• WHAT IS BEING ASKED: Return each line containing "rating".

• DATA PROVIDED:
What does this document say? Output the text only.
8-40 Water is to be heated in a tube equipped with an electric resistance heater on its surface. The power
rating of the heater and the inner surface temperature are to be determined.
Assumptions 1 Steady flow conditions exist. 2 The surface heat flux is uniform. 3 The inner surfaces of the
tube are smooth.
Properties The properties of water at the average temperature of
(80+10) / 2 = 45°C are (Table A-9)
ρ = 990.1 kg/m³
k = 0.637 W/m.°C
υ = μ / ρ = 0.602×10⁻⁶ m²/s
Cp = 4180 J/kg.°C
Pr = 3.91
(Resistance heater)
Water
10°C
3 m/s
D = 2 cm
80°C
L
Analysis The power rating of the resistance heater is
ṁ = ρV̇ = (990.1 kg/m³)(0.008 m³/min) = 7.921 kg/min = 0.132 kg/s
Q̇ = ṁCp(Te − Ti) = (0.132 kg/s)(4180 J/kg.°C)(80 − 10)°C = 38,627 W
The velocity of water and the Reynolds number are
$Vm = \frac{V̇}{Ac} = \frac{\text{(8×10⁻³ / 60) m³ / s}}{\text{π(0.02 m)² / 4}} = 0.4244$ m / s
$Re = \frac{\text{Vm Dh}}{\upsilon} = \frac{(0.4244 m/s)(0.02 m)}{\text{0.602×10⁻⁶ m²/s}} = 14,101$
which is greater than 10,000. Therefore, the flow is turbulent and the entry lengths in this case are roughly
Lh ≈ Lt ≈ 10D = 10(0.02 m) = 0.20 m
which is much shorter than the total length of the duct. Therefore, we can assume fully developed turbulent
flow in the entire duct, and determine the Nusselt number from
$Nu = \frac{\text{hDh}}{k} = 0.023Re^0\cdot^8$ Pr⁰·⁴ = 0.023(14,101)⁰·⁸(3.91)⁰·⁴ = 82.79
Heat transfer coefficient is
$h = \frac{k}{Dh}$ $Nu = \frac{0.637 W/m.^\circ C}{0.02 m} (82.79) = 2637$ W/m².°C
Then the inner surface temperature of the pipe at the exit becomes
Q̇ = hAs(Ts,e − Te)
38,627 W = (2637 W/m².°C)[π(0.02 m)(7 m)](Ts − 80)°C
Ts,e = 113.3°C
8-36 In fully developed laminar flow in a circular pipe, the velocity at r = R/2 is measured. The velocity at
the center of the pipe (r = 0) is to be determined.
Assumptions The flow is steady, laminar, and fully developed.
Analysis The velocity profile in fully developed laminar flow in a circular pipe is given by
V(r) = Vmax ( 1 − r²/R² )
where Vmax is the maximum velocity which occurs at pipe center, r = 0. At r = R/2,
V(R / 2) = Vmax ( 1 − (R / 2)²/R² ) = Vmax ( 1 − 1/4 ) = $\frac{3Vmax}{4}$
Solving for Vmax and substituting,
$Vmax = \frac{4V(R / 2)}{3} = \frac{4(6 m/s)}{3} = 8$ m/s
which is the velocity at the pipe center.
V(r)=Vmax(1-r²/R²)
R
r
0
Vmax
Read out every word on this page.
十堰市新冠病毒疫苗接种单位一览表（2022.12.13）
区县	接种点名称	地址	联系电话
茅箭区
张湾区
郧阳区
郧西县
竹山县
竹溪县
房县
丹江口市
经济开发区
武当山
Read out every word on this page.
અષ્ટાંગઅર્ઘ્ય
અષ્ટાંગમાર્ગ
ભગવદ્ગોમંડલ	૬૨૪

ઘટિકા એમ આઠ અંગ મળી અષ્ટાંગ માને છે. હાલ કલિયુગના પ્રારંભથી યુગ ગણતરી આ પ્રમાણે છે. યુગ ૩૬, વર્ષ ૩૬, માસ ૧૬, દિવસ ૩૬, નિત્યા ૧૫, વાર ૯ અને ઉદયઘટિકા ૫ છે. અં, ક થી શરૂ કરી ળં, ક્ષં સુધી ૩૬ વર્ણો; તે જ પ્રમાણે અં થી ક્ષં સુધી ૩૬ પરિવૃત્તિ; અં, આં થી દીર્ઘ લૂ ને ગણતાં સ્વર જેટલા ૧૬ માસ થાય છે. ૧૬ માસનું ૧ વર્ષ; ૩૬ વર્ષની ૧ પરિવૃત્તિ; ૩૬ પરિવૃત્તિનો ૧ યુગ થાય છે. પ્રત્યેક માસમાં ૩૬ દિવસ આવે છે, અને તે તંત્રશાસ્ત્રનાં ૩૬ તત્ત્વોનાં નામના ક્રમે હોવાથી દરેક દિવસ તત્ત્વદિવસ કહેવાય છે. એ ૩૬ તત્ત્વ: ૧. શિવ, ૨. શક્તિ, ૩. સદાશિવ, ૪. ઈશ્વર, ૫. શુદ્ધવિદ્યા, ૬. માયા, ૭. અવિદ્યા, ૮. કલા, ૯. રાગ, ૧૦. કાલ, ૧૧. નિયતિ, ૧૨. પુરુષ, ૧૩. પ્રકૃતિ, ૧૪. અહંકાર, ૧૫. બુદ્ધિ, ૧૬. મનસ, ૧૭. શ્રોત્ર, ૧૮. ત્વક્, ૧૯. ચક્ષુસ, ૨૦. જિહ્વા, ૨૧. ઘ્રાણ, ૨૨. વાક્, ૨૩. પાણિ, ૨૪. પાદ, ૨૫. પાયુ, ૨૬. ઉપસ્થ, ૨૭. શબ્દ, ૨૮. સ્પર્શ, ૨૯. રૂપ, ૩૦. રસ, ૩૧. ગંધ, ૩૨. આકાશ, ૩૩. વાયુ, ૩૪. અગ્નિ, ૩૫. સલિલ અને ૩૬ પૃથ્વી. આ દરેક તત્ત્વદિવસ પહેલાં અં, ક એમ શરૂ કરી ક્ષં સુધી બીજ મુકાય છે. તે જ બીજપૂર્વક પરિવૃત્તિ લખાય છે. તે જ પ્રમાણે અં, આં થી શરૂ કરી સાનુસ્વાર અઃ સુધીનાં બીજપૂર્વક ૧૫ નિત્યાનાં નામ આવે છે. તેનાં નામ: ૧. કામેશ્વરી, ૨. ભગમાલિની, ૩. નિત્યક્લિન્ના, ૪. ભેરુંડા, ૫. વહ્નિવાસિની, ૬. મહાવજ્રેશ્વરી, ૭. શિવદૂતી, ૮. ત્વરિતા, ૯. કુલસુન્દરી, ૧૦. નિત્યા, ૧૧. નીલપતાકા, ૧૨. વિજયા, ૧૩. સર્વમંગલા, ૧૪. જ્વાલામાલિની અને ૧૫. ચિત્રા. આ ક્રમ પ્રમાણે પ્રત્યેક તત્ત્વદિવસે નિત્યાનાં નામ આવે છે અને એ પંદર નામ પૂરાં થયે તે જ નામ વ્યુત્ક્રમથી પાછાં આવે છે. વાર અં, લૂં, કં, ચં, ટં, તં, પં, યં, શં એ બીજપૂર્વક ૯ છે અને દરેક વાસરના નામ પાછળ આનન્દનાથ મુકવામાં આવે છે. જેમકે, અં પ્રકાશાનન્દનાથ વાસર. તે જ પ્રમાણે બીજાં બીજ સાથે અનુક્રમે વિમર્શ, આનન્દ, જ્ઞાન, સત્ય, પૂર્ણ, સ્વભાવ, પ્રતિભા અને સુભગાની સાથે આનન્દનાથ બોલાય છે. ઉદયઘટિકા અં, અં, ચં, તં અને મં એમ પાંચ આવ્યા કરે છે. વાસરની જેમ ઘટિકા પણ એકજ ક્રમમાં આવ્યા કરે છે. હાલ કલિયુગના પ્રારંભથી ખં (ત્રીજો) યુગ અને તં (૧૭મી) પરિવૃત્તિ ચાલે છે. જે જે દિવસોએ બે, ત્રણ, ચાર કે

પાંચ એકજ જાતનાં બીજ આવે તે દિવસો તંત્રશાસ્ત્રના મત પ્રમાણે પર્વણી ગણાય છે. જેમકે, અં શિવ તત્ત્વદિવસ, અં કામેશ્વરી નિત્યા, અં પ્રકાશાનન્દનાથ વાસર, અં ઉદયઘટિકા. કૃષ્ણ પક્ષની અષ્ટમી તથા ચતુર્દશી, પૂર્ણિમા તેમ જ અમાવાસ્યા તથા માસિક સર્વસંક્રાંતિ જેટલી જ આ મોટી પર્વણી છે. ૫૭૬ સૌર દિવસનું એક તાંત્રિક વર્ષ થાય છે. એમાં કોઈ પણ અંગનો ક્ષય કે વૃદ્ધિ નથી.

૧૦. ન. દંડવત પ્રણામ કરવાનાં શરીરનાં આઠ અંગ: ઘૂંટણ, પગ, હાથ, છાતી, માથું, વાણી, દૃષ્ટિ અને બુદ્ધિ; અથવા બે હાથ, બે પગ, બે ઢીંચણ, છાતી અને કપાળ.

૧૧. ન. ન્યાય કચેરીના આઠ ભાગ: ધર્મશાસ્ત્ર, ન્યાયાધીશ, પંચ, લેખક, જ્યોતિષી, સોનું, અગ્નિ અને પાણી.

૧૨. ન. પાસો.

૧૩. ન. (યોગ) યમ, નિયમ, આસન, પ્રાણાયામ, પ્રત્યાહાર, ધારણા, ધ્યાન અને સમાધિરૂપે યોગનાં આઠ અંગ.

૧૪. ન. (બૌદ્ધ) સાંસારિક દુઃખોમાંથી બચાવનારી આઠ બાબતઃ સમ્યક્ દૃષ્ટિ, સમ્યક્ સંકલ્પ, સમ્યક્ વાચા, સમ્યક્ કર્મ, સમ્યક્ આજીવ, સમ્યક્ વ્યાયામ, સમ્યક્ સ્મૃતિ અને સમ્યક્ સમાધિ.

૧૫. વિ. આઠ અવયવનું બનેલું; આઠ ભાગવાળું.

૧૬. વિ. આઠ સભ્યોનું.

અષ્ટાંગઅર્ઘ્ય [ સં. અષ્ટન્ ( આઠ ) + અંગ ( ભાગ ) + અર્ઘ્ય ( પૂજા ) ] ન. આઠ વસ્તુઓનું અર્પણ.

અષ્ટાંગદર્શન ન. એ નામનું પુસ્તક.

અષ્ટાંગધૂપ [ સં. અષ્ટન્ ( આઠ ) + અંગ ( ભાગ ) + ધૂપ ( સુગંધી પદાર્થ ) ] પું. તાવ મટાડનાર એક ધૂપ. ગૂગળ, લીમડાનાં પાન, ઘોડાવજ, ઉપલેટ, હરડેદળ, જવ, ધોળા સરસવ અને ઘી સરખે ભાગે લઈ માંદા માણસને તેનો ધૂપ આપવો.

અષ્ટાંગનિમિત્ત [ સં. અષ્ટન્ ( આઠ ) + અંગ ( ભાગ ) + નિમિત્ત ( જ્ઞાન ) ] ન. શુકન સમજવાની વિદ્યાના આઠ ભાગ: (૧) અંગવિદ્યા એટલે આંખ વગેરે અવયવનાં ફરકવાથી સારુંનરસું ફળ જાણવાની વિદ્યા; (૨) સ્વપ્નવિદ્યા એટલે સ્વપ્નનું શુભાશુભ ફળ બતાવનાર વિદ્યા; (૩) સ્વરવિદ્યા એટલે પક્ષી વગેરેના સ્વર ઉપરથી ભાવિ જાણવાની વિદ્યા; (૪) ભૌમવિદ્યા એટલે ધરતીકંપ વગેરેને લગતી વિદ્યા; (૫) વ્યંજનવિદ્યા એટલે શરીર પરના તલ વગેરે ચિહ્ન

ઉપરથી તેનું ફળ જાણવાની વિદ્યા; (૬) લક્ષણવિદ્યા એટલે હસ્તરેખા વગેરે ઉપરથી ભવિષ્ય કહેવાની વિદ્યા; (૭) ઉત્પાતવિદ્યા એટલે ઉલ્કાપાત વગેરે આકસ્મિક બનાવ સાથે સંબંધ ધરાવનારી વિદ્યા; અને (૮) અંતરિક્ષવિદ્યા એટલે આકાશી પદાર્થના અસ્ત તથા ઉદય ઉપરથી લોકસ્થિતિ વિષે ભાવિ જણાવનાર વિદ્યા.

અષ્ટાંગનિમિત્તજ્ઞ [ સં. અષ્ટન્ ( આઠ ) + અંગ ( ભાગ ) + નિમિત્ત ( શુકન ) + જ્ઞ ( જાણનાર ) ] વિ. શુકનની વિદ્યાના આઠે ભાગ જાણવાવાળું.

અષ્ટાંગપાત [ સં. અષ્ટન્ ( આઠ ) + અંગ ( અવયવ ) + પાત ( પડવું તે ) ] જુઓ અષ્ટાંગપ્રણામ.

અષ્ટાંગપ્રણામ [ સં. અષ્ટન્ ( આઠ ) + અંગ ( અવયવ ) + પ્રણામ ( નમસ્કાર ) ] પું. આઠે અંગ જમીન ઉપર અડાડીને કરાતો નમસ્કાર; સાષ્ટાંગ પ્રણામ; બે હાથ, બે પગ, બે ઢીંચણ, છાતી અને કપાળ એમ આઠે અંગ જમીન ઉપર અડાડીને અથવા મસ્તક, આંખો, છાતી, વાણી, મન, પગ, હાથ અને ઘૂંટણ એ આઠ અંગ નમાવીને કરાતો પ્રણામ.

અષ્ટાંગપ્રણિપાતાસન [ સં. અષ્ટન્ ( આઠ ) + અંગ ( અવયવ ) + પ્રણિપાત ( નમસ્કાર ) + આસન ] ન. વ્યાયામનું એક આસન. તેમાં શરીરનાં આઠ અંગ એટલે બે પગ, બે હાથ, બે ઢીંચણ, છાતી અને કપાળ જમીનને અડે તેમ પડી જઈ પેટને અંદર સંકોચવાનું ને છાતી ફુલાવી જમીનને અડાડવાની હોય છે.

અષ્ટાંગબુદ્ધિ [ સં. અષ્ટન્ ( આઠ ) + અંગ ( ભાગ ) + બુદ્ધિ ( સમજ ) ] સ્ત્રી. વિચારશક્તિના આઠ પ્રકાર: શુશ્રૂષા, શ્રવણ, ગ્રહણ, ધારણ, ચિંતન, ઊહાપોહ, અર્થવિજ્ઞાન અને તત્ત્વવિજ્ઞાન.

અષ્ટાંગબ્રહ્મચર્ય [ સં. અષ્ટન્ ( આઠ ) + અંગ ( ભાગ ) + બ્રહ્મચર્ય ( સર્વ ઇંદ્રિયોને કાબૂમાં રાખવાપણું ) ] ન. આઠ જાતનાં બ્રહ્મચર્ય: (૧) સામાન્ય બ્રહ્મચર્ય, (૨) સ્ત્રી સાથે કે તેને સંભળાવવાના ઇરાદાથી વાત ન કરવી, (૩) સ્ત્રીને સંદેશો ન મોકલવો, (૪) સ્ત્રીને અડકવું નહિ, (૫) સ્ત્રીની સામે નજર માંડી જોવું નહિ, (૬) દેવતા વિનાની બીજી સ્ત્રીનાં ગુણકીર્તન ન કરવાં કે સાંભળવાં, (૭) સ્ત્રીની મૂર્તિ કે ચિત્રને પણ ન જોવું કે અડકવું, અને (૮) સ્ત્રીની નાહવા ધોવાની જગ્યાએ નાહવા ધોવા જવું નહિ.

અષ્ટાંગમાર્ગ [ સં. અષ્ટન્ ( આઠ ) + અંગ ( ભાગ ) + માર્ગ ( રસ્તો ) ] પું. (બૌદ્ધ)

• WORKED ANSWER:
rating of the heater and the inner surface temperature are to be determined.
Analysis The power rating of the resistance heater is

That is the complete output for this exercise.